▶ _What the task requires_
Write the data out again exactly, dropping any images it holds.

▶ _Input data_
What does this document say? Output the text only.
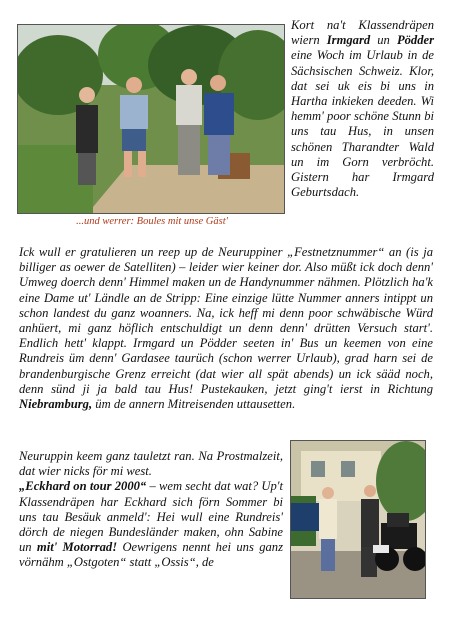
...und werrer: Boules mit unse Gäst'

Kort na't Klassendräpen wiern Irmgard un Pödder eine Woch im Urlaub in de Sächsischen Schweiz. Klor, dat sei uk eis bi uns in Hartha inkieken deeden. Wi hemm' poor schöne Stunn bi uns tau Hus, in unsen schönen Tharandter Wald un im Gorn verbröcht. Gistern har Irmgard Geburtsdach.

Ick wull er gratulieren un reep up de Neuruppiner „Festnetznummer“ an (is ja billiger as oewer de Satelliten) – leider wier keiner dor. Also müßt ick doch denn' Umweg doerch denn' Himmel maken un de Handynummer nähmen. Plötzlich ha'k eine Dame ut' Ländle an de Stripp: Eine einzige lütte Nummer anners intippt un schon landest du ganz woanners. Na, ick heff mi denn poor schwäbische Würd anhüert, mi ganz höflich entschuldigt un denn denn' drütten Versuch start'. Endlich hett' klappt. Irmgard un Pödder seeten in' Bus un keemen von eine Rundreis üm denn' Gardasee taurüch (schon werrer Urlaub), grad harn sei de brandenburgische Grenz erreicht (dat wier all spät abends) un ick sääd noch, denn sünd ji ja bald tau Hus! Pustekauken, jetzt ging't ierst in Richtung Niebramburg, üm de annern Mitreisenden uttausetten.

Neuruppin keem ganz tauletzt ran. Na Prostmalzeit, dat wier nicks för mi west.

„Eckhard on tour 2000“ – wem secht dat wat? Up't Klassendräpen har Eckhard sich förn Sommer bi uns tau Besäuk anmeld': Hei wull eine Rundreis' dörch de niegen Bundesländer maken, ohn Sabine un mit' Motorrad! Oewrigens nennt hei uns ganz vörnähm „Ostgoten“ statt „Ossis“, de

▶ _Task response_
What does this document say? Output the text only.
...und werrer: Boules mit unse Gäst'

Kort na't Klassendräpen wiern Irmgard un Pödder eine Woch im Urlaub in de Sächsischen Schweiz. Klor, dat sei uk eis bi uns in Hartha inkieken deeden. Wi hemm' poor schöne Stunn bi uns tau Hus, in unsen schönen Tharandter Wald un im Gorn verbröcht. Gistern har Irmgard Geburtsdach.

Ick wull er gratulieren un reep up de Neuruppiner „Festnetznummer“ an (is ja billiger as oewer de Satelliten) – leider wier keiner dor. Also müßt ick doch denn' Umweg doerch denn' Himmel maken un de Handynummer nähmen. Plötzlich ha'k eine Dame ut' Ländle an de Stripp: Eine einzige lütte Nummer anners intippt un schon landest du ganz woanners. Na, ick heff mi denn poor schwäbische Würd anhüert, mi ganz höflich entschuldigt un denn denn' drütten Versuch start'. Endlich hett' klappt. Irmgard un Pödder seeten in' Bus un keemen von eine Rundreis üm denn' Gardasee taurüch (schon werrer Urlaub), grad harn sei de brandenburgische Grenz erreicht (dat wier all spät abends) un ick sääd noch, denn sünd ji ja bald tau Hus! Pustekauken, jetzt ging't ierst in Richtung Niebramburg, üm de annern Mitreisenden uttausetten.

Neuruppin keem ganz tauletzt ran. Na Prostmalzeit, dat wier nicks för mi west.

„Eckhard on tour 2000“ – wem secht dat wat? Up't Klassendräpen har Eckhard sich förn Sommer bi uns tau Besäuk anmeld': Hei wull eine Rundreis' dörch de niegen Bundesländer maken, ohn Sabine un mit' Motorrad! Oewrigens nennt hei uns ganz vörnähm „Ostgoten“ statt „Ossis“, de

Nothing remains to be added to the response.